WORK TO COMPLETE:
Could you give these lines back with every "CEO" changed to "CTO" and nothing else altered?

WORKING DATA:
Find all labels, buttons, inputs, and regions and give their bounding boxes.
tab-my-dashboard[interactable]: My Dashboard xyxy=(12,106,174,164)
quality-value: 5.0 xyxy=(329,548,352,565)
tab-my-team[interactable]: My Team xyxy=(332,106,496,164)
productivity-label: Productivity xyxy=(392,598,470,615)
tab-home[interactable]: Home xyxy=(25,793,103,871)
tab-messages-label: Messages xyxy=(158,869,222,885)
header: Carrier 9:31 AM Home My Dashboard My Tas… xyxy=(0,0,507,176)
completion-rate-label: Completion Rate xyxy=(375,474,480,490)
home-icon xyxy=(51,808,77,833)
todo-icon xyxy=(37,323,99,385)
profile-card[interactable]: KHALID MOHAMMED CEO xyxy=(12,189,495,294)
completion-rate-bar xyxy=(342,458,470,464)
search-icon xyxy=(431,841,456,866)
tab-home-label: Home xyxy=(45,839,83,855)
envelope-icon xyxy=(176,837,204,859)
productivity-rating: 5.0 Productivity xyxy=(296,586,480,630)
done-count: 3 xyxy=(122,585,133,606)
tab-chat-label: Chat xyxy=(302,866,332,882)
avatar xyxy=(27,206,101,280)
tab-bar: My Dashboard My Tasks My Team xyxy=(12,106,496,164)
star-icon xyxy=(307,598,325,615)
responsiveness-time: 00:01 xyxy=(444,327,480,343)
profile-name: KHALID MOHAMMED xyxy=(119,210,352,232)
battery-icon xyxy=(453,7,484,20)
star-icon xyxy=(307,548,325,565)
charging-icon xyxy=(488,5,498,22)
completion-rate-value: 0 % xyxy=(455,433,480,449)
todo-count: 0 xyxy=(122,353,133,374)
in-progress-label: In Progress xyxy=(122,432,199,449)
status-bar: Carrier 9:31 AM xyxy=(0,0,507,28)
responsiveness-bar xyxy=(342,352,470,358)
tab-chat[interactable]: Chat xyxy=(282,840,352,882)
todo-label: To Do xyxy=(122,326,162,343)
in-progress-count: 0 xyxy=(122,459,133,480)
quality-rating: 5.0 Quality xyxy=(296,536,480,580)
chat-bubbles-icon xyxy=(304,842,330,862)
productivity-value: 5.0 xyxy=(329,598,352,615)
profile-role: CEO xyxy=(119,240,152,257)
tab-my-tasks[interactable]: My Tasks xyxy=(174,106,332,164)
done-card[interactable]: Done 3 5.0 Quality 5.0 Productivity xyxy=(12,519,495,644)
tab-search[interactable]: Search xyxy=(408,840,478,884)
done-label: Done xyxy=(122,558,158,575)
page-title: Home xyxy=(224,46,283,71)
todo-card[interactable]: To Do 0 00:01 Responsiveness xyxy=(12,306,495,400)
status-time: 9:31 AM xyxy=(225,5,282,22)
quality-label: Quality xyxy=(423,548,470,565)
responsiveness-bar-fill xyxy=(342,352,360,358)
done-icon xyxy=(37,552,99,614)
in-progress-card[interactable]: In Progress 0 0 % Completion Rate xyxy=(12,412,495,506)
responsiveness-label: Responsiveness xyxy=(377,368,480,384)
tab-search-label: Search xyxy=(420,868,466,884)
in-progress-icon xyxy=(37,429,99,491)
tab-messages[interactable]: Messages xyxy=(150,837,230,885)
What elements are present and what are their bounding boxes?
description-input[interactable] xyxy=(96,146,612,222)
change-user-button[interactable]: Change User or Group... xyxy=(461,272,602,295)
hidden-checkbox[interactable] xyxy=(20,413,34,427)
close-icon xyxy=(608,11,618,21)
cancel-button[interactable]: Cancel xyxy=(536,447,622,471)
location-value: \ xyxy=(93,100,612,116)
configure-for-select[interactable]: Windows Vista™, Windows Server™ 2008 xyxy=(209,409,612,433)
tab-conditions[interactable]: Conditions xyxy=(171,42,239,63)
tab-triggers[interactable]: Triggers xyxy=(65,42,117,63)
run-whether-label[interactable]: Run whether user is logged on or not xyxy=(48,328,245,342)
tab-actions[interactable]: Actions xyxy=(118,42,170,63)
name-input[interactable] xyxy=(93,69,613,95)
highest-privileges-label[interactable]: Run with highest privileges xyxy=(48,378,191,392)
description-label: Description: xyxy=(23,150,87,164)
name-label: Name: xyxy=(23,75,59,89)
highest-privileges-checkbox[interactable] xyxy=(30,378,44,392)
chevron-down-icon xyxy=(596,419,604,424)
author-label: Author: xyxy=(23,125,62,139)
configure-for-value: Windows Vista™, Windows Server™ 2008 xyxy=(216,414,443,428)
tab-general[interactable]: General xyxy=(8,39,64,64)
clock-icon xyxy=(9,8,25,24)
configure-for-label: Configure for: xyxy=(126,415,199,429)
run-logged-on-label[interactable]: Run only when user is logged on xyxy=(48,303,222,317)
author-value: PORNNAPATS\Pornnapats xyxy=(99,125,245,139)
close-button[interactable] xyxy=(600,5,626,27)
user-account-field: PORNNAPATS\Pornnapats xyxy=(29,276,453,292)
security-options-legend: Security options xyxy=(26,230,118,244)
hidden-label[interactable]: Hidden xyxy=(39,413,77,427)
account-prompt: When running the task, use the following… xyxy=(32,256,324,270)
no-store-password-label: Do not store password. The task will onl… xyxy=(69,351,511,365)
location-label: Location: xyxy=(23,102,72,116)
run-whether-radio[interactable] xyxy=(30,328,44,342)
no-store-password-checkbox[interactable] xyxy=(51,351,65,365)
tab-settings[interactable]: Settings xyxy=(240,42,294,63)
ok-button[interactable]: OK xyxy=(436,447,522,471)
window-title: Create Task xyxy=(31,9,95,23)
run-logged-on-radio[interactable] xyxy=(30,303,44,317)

FINAL ANSWER:
Find all labels, buttons, inputs, and regions and give their bounding boxes.
tab-my-dashboard[interactable]: My Dashboard xyxy=(12,106,174,164)
quality-value: 5.0 xyxy=(329,548,352,565)
tab-my-team[interactable]: My Team xyxy=(332,106,496,164)
productivity-label: Productivity xyxy=(392,598,470,615)
tab-home[interactable]: Home xyxy=(25,793,103,871)
tab-messages-label: Messages xyxy=(158,869,222,885)
header: Carrier 9:31 AM Home My Dashboard My Tas… xyxy=(0,0,507,176)
completion-rate-label: Completion Rate xyxy=(375,474,480,490)
home-icon xyxy=(51,808,77,833)
todo-icon xyxy=(37,323,99,385)
profile-card[interactable]: KHALID MOHAMMED CTO xyxy=(12,189,495,294)
completion-rate-bar xyxy=(342,458,470,464)
search-icon xyxy=(431,841,456,866)
tab-home-label: Home xyxy=(45,839,83,855)
envelope-icon xyxy=(176,837,204,859)
productivity-rating: 5.0 Productivity xyxy=(296,586,480,630)
done-count: 3 xyxy=(122,585,133,606)
tab-chat-label: Chat xyxy=(302,866,332,882)
avatar xyxy=(27,206,101,280)
tab-bar: My Dashboard My Tasks My Team xyxy=(12,106,496,164)
star-icon xyxy=(307,598,325,615)
responsiveness-time: 00:01 xyxy=(444,327,480,343)
profile-name: KHALID MOHAMMED xyxy=(119,210,352,232)
battery-icon xyxy=(453,7,484,20)
star-icon xyxy=(307,548,325,565)
charging-icon xyxy=(488,5,498,22)
completion-rate-value: 0 % xyxy=(455,433,480,449)
todo-count: 0 xyxy=(122,353,133,374)
in-progress-label: In Progress xyxy=(122,432,199,449)
status-bar: Carrier 9:31 AM xyxy=(0,0,507,28)
responsiveness-bar xyxy=(342,352,470,358)
tab-chat[interactable]: Chat xyxy=(282,840,352,882)
todo-label: To Do xyxy=(122,326,162,343)
in-progress-count: 0 xyxy=(122,459,133,480)
quality-rating: 5.0 Quality xyxy=(296,536,480,580)
chat-bubbles-icon xyxy=(304,842,330,862)
productivity-value: 5.0 xyxy=(329,598,352,615)
profile-role: CTO xyxy=(119,240,152,257)
tab-my-tasks[interactable]: My Tasks xyxy=(174,106,332,164)
done-card[interactable]: Done 3 5.0 Quality 5.0 Productivity xyxy=(12,519,495,644)
tab-search[interactable]: Search xyxy=(408,840,478,884)
done-label: Done xyxy=(122,558,158,575)
page-title: Home xyxy=(224,46,283,71)
todo-card[interactable]: To Do 0 00:01 Responsiveness xyxy=(12,306,495,400)
status-time: 9:31 AM xyxy=(225,5,282,22)
quality-label: Quality xyxy=(423,548,470,565)
responsiveness-bar-fill xyxy=(342,352,360,358)
done-icon xyxy=(37,552,99,614)
in-progress-card[interactable]: In Progress 0 0 % Completion Rate xyxy=(12,412,495,506)
responsiveness-label: Responsiveness xyxy=(377,368,480,384)
tab-search-label: Search xyxy=(420,868,466,884)
in-progress-icon xyxy=(37,429,99,491)
tab-messages[interactable]: Messages xyxy=(150,837,230,885)
What elements are present and what are their bounding boxes?
description-input[interactable] xyxy=(96,146,612,222)
change-user-button[interactable]: Change User or Group... xyxy=(461,272,602,295)
hidden-checkbox[interactable] xyxy=(20,413,34,427)
close-icon xyxy=(608,11,618,21)
cancel-button[interactable]: Cancel xyxy=(536,447,622,471)
location-value: \ xyxy=(93,100,612,116)
configure-for-select[interactable]: Windows Vista™, Windows Server™ 2008 xyxy=(209,409,612,433)
tab-conditions[interactable]: Conditions xyxy=(171,42,239,63)
tab-triggers[interactable]: Triggers xyxy=(65,42,117,63)
run-whether-label[interactable]: Run whether user is logged on or not xyxy=(48,328,245,342)
tab-actions[interactable]: Actions xyxy=(118,42,170,63)
name-input[interactable] xyxy=(93,69,613,95)
highest-privileges-label[interactable]: Run with highest privileges xyxy=(48,378,191,392)
description-label: Description: xyxy=(23,150,87,164)
name-label: Name: xyxy=(23,75,59,89)
highest-privileges-checkbox[interactable] xyxy=(30,378,44,392)
chevron-down-icon xyxy=(596,419,604,424)
author-label: Author: xyxy=(23,125,62,139)
configure-for-value: Windows Vista™, Windows Server™ 2008 xyxy=(216,414,443,428)
tab-general[interactable]: General xyxy=(8,39,64,64)
clock-icon xyxy=(9,8,25,24)
configure-for-label: Configure for: xyxy=(126,415,199,429)
run-logged-on-label[interactable]: Run only when user is logged on xyxy=(48,303,222,317)
author-value: PORNNAPATS\Pornnapats xyxy=(99,125,245,139)
close-button[interactable] xyxy=(600,5,626,27)
user-account-field: PORNNAPATS\Pornnapats xyxy=(29,276,453,292)
security-options-legend: Security options xyxy=(26,230,118,244)
hidden-label[interactable]: Hidden xyxy=(39,413,77,427)
account-prompt: When running the task, use the following… xyxy=(32,256,324,270)
no-store-password-label: Do not store password. The task will onl… xyxy=(69,351,511,365)
location-label: Location: xyxy=(23,102,72,116)
run-whether-radio[interactable] xyxy=(30,328,44,342)
no-store-password-checkbox[interactable] xyxy=(51,351,65,365)
tab-settings[interactable]: Settings xyxy=(240,42,294,63)
ok-button[interactable]: OK xyxy=(436,447,522,471)
window-title: Create Task xyxy=(31,9,95,23)
run-logged-on-radio[interactable] xyxy=(30,303,44,317)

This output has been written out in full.